=== Records for the task ===
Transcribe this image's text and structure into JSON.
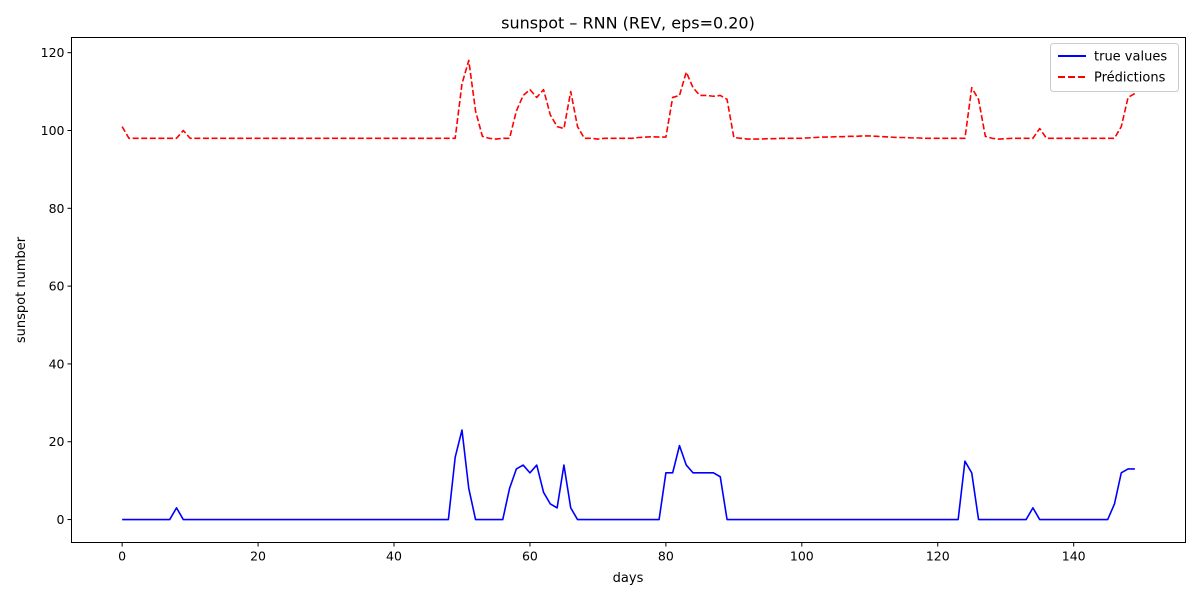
{
  "chart_data": {
    "type": "line",
    "title": "sunspot – RNN (REV, eps=0.20)",
    "xlabel": "days",
    "ylabel": "sunspot number",
    "xlim": [
      -7.45,
      156.45
    ],
    "ylim": [
      -5.9,
      123.9
    ],
    "xticks": [
      0,
      20,
      40,
      60,
      80,
      100,
      120,
      140
    ],
    "yticks": [
      0,
      20,
      40,
      60,
      80,
      100,
      120
    ],
    "grid": false,
    "legend_position": "top-right",
    "colors": {
      "true_values": "#0000ff",
      "predictions": "#ff0000"
    },
    "series": [
      {
        "name": "true values",
        "style": "solid",
        "color": "#0000ff",
        "x": [
          0,
          1,
          2,
          3,
          4,
          5,
          6,
          7,
          8,
          9,
          10,
          11,
          12,
          13,
          14,
          15,
          16,
          17,
          18,
          19,
          20,
          21,
          22,
          23,
          24,
          25,
          26,
          27,
          28,
          29,
          30,
          31,
          32,
          33,
          34,
          35,
          36,
          37,
          38,
          39,
          40,
          41,
          42,
          43,
          44,
          45,
          46,
          47,
          48,
          49,
          50,
          51,
          52,
          53,
          54,
          55,
          56,
          57,
          58,
          59,
          60,
          61,
          62,
          63,
          64,
          65,
          66,
          67,
          68,
          69,
          70,
          71,
          72,
          73,
          74,
          75,
          76,
          77,
          78,
          79,
          80,
          81,
          82,
          83,
          84,
          85,
          86,
          87,
          88,
          89,
          90,
          91,
          92,
          93,
          94,
          95,
          96,
          97,
          98,
          99,
          100,
          101,
          102,
          103,
          104,
          105,
          106,
          107,
          108,
          109,
          110,
          111,
          112,
          113,
          114,
          115,
          116,
          117,
          118,
          119,
          120,
          121,
          122,
          123,
          124,
          125,
          126,
          127,
          128,
          129,
          130,
          131,
          132,
          133,
          134,
          135,
          136,
          137,
          138,
          139,
          140,
          141,
          142,
          143,
          144,
          145,
          146,
          147,
          148,
          149
        ],
        "values": [
          0,
          0,
          0,
          0,
          0,
          0,
          0,
          0,
          3,
          0,
          0,
          0,
          0,
          0,
          0,
          0,
          0,
          0,
          0,
          0,
          0,
          0,
          0,
          0,
          0,
          0,
          0,
          0,
          0,
          0,
          0,
          0,
          0,
          0,
          0,
          0,
          0,
          0,
          0,
          0,
          0,
          0,
          0,
          0,
          0,
          0,
          0,
          0,
          0,
          16,
          23,
          8,
          0,
          0,
          0,
          0,
          0,
          8,
          13,
          14,
          12,
          14,
          7,
          4,
          3,
          14,
          3,
          0,
          0,
          0,
          0,
          0,
          0,
          0,
          0,
          0,
          0,
          0,
          0,
          0,
          12,
          12,
          19,
          14,
          12,
          12,
          12,
          12,
          11,
          0,
          0,
          0,
          0,
          0,
          0,
          0,
          0,
          0,
          0,
          0,
          0,
          0,
          0,
          0,
          0,
          0,
          0,
          0,
          0,
          0,
          0,
          0,
          0,
          0,
          0,
          0,
          0,
          0,
          0,
          0,
          0,
          0,
          0,
          0,
          15,
          12,
          0,
          0,
          0,
          0,
          0,
          0,
          0,
          0,
          3,
          0,
          0,
          0,
          0,
          0,
          0,
          0,
          0,
          0,
          0,
          0,
          4,
          12,
          13,
          13
        ]
      },
      {
        "name": "Prédictions",
        "style": "dashed",
        "color": "#ff0000",
        "x": [
          0,
          1,
          2,
          3,
          4,
          5,
          6,
          7,
          8,
          9,
          10,
          11,
          12,
          13,
          14,
          15,
          16,
          17,
          18,
          19,
          20,
          21,
          22,
          23,
          24,
          25,
          26,
          27,
          28,
          29,
          30,
          31,
          32,
          33,
          34,
          35,
          36,
          37,
          38,
          39,
          40,
          41,
          42,
          43,
          44,
          45,
          46,
          47,
          48,
          49,
          50,
          51,
          52,
          53,
          54,
          55,
          56,
          57,
          58,
          59,
          60,
          61,
          62,
          63,
          64,
          65,
          66,
          67,
          68,
          69,
          70,
          71,
          72,
          73,
          74,
          75,
          76,
          77,
          78,
          79,
          80,
          81,
          82,
          83,
          84,
          85,
          86,
          87,
          88,
          89,
          90,
          91,
          92,
          93,
          94,
          95,
          96,
          97,
          98,
          99,
          100,
          101,
          102,
          103,
          104,
          105,
          106,
          107,
          108,
          109,
          110,
          111,
          112,
          113,
          114,
          115,
          116,
          117,
          118,
          119,
          120,
          121,
          122,
          123,
          124,
          125,
          126,
          127,
          128,
          129,
          130,
          131,
          132,
          133,
          134,
          135,
          136,
          137,
          138,
          139,
          140,
          141,
          142,
          143,
          144,
          145,
          146,
          147,
          148,
          149
        ],
        "values": [
          101,
          98,
          98,
          98,
          98,
          98,
          98,
          98,
          98,
          100,
          98,
          98,
          98,
          98,
          98,
          98,
          98,
          98,
          98,
          98,
          98,
          98,
          98,
          98,
          98,
          98,
          98,
          98,
          98,
          98,
          98,
          98,
          98,
          98,
          98,
          98,
          98,
          98,
          98,
          98,
          98,
          98,
          98,
          98,
          98,
          98,
          98,
          98,
          98,
          98,
          112,
          118,
          105,
          98.5,
          98,
          97.8,
          98,
          98,
          105,
          109,
          110.5,
          108.5,
          110.5,
          104,
          101,
          100.5,
          110,
          101,
          98,
          98,
          97.8,
          98,
          98,
          98,
          98,
          98,
          98.2,
          98.3,
          98.4,
          98.3,
          98.3,
          108.5,
          109,
          115,
          111,
          109,
          109,
          108.8,
          109,
          108,
          98.2,
          98,
          97.8,
          97.8,
          97.8,
          97.9,
          97.9,
          98,
          98,
          98,
          98,
          98.1,
          98.2,
          98.3,
          98.3,
          98.4,
          98.4,
          98.5,
          98.5,
          98.6,
          98.6,
          98.5,
          98.4,
          98.3,
          98.2,
          98.2,
          98.1,
          98.1,
          98,
          98,
          98,
          98,
          98,
          98,
          98,
          111,
          108,
          98.5,
          98,
          97.8,
          97.9,
          98,
          98,
          98,
          98,
          100.5,
          98,
          98,
          98,
          98,
          98,
          98,
          98,
          98,
          98,
          98,
          98,
          101,
          108.5,
          109.5
        ]
      }
    ]
  }
}
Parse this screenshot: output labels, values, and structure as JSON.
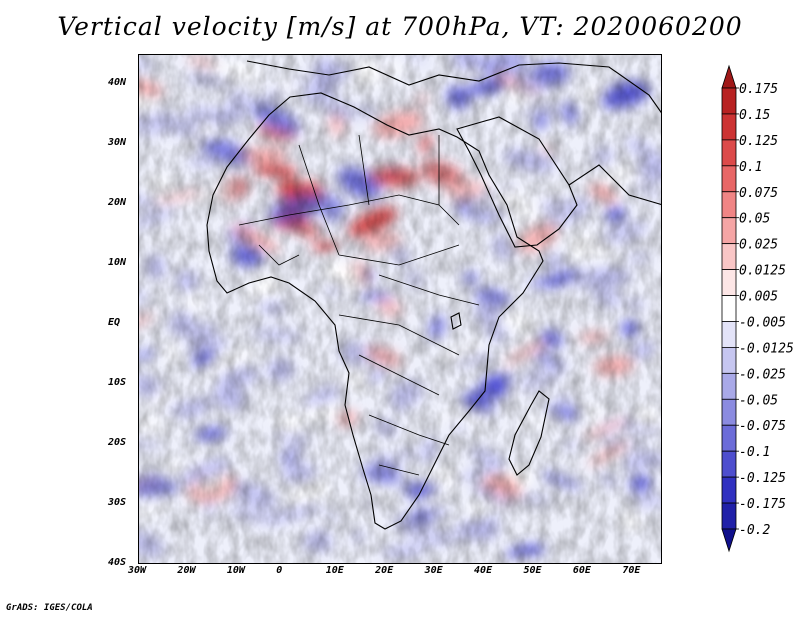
{
  "title": "Vertical velocity [m/s] at 700hPa, VT: 2020060200",
  "footer": "GrADS: IGES/COLA",
  "map": {
    "variable": "Vertical velocity",
    "units": "m/s",
    "level": "700hPa",
    "valid_time": "2020060200",
    "lon_range": [
      -30,
      76
    ],
    "lat_range": [
      -40,
      45
    ],
    "x_ticks": [
      {
        "lon": -30,
        "label": "30W"
      },
      {
        "lon": -20,
        "label": "20W"
      },
      {
        "lon": -10,
        "label": "10W"
      },
      {
        "lon": 0,
        "label": "0"
      },
      {
        "lon": 10,
        "label": "10E"
      },
      {
        "lon": 20,
        "label": "20E"
      },
      {
        "lon": 30,
        "label": "30E"
      },
      {
        "lon": 40,
        "label": "40E"
      },
      {
        "lon": 50,
        "label": "50E"
      },
      {
        "lon": 60,
        "label": "60E"
      },
      {
        "lon": 70,
        "label": "70E"
      }
    ],
    "y_ticks": [
      {
        "lat": 40,
        "label": "40N"
      },
      {
        "lat": 30,
        "label": "30N"
      },
      {
        "lat": 20,
        "label": "20N"
      },
      {
        "lat": 10,
        "label": "10N"
      },
      {
        "lat": 0,
        "label": "EQ"
      },
      {
        "lat": -10,
        "label": "10S"
      },
      {
        "lat": -20,
        "label": "20S"
      },
      {
        "lat": -30,
        "label": "30S"
      },
      {
        "lat": -40,
        "label": "40S"
      }
    ]
  },
  "colorbar": {
    "labels": [
      "0.175",
      "0.15",
      "0.125",
      "0.1",
      "0.075",
      "0.05",
      "0.025",
      "0.0125",
      "0.005",
      "-0.005",
      "-0.0125",
      "-0.025",
      "-0.05",
      "-0.075",
      "-0.1",
      "-0.125",
      "-0.175",
      "-0.2"
    ],
    "colors": [
      "#a01818",
      "#b82222",
      "#cc3333",
      "#dc4a4a",
      "#e86666",
      "#f08585",
      "#f5a5a5",
      "#f9c6c6",
      "#fde6e6",
      "#ffffff",
      "#e3e3f8",
      "#c6c6f0",
      "#a9a9e8",
      "#8b8be0",
      "#6c6cd8",
      "#4e4ece",
      "#3030c0",
      "#2020a8",
      "#10108c"
    ]
  },
  "colors": {
    "land_outline": "#000000",
    "up_strong": "#c82828",
    "up_weak": "#f2a0a0",
    "down_weak": "#b8b8ee",
    "down_strong": "#4a4ad0",
    "background": "#eef0fb"
  }
}
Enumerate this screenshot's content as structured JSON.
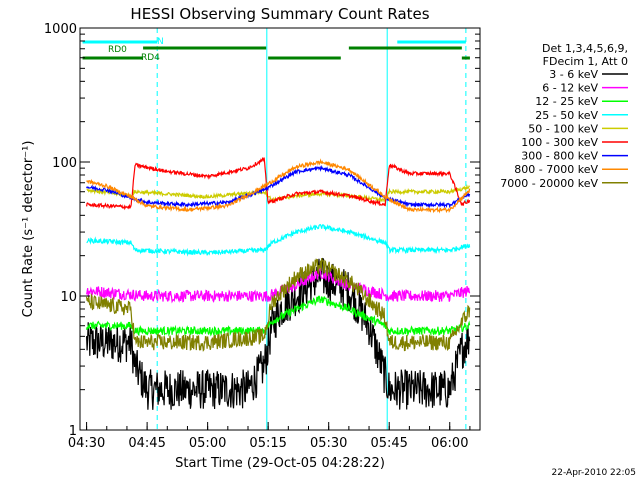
===
Requirement: List each line holding the string "screenshot".

Task solution:
Parse this screenshot: output labels, values, and structure as JSON.
Enumerate this screenshot's content as structured JSON.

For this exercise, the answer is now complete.